Data items:
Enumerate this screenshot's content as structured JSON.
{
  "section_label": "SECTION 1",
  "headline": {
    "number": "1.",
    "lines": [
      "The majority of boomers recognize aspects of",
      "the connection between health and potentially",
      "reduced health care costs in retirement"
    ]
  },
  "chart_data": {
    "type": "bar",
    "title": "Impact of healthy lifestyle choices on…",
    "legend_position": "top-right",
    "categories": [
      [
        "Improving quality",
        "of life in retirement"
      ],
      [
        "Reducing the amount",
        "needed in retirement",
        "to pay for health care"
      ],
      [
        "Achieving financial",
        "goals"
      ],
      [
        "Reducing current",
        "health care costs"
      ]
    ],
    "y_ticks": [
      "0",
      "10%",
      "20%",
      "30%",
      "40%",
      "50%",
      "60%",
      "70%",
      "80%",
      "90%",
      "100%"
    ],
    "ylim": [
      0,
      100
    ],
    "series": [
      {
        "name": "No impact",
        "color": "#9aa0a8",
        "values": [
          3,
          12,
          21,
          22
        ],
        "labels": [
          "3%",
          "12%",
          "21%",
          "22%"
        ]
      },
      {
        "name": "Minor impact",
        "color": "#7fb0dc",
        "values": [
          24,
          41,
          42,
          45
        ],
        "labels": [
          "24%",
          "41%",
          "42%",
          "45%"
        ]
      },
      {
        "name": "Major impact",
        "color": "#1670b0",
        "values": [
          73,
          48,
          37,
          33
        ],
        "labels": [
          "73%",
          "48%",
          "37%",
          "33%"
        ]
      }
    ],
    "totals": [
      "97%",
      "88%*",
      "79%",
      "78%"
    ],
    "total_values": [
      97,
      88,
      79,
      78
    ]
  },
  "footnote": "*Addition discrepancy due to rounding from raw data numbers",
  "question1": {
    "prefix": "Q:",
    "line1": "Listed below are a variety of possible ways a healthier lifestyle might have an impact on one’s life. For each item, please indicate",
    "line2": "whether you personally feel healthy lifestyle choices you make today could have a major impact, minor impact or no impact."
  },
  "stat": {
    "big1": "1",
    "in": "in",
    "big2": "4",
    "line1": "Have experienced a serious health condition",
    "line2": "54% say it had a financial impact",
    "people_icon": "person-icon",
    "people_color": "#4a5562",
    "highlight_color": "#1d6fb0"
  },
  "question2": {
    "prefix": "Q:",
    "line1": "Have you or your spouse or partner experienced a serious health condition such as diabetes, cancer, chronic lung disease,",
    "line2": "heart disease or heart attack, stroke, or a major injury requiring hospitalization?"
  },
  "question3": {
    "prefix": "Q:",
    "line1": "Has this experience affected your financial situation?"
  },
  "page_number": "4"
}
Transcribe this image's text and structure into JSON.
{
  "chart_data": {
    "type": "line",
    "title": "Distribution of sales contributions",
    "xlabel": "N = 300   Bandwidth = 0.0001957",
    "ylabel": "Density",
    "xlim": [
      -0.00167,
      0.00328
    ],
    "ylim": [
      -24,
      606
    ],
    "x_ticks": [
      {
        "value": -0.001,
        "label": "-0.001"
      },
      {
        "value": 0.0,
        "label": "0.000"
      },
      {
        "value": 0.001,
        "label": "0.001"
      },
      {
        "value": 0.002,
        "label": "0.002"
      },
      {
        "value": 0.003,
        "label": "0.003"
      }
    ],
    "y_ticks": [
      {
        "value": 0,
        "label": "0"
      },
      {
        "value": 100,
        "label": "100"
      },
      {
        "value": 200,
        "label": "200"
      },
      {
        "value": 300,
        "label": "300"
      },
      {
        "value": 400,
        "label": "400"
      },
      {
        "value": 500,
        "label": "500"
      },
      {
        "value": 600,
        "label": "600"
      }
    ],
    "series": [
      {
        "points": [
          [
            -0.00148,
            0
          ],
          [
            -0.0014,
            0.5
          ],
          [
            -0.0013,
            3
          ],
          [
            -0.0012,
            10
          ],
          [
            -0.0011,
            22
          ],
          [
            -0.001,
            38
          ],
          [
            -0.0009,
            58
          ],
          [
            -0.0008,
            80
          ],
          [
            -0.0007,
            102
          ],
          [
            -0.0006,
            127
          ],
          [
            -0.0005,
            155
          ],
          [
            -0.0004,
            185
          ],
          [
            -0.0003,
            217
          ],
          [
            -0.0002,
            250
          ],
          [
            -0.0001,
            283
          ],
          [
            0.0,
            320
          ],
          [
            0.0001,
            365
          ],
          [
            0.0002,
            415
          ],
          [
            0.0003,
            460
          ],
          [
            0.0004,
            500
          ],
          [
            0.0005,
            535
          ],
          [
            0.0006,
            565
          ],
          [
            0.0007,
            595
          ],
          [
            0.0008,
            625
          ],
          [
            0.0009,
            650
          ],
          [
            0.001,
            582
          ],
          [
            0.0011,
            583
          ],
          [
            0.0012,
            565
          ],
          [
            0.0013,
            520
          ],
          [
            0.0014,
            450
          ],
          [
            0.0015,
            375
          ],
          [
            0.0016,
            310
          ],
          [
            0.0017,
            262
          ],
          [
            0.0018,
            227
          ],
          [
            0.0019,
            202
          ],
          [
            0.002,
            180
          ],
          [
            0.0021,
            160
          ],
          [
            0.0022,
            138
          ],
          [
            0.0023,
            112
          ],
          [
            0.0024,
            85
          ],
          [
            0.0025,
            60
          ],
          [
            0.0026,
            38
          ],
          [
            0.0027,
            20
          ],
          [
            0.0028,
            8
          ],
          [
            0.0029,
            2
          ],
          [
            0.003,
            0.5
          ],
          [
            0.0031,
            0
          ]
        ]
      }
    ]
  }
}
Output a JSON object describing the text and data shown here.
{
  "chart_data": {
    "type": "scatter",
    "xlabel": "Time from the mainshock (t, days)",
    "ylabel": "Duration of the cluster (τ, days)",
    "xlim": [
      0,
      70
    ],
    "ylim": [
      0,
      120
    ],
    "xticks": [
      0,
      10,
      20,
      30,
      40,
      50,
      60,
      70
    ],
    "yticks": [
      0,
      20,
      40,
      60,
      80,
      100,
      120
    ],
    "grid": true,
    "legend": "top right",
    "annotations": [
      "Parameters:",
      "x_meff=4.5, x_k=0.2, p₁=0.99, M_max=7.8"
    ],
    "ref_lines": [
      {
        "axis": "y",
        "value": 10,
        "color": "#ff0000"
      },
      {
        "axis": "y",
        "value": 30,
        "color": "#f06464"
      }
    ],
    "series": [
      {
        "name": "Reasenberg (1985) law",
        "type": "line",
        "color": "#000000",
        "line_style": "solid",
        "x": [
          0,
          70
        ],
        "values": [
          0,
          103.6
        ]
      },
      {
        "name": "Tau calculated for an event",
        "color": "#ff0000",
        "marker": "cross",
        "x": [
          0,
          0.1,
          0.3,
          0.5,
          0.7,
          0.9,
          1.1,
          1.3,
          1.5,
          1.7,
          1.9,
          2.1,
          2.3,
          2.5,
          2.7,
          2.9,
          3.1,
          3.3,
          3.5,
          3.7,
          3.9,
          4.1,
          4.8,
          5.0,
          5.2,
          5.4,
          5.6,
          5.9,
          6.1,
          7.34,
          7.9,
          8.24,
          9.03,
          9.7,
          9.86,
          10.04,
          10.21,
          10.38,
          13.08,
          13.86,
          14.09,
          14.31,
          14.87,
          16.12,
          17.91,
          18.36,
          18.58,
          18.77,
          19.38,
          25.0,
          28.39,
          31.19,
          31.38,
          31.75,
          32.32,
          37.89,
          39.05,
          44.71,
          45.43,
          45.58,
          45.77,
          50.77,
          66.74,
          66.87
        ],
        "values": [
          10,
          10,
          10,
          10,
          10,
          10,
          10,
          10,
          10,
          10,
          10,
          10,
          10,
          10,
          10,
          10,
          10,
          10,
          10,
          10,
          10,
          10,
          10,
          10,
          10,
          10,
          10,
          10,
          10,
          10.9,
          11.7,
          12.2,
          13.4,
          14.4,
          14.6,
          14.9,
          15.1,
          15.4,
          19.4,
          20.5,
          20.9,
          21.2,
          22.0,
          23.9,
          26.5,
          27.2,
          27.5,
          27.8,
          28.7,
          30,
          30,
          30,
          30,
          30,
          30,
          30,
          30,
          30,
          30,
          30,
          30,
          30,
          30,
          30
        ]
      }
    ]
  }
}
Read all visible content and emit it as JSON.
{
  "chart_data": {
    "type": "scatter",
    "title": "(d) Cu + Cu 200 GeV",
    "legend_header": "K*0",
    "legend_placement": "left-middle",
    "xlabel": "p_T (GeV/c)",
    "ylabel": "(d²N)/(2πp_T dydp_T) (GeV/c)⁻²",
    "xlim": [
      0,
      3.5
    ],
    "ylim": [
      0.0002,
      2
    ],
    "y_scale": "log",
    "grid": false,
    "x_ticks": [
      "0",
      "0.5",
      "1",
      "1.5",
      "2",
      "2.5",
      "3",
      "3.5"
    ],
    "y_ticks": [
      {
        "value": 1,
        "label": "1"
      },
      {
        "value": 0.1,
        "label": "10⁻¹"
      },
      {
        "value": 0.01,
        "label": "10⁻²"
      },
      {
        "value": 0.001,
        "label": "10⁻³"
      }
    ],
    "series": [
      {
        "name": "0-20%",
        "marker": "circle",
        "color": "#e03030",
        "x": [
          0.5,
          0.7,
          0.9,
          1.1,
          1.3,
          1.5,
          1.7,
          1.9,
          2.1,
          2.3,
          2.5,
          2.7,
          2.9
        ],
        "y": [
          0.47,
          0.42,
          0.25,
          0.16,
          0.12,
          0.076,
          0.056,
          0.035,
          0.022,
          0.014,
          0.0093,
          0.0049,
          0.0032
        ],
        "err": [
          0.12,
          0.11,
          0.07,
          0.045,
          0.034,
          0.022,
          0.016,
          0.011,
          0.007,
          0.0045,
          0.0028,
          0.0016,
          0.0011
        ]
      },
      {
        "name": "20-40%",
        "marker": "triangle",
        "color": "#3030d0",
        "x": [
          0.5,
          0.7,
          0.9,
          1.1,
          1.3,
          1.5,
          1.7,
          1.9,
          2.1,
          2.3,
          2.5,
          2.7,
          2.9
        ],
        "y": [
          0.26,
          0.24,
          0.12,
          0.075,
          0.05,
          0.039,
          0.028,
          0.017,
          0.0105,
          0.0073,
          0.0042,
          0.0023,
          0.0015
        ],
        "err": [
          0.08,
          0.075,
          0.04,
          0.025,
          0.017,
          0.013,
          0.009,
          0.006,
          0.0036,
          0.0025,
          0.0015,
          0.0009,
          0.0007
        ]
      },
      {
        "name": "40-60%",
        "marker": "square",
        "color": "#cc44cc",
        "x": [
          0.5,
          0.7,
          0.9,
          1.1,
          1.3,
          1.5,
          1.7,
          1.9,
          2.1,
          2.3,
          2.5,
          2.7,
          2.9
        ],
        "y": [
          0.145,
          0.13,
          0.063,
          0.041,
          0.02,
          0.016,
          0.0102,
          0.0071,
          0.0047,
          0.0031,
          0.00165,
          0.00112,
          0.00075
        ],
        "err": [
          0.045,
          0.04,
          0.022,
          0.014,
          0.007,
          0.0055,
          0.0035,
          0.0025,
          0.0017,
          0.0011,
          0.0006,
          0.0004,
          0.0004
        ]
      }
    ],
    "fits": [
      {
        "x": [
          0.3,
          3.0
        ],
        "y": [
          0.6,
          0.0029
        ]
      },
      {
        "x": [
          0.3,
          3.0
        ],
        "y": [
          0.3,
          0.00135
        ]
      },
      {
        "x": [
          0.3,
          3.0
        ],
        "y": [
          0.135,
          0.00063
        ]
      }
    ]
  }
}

■ **Work instructions**:
Find and copy each line above that includes the string "this".

■ **Result**:
Enumerate this screenshot's content as structured JSON.
    "line1": "Has this experience affected your financial situation?"
Transcribe this image's text and structure into JSON.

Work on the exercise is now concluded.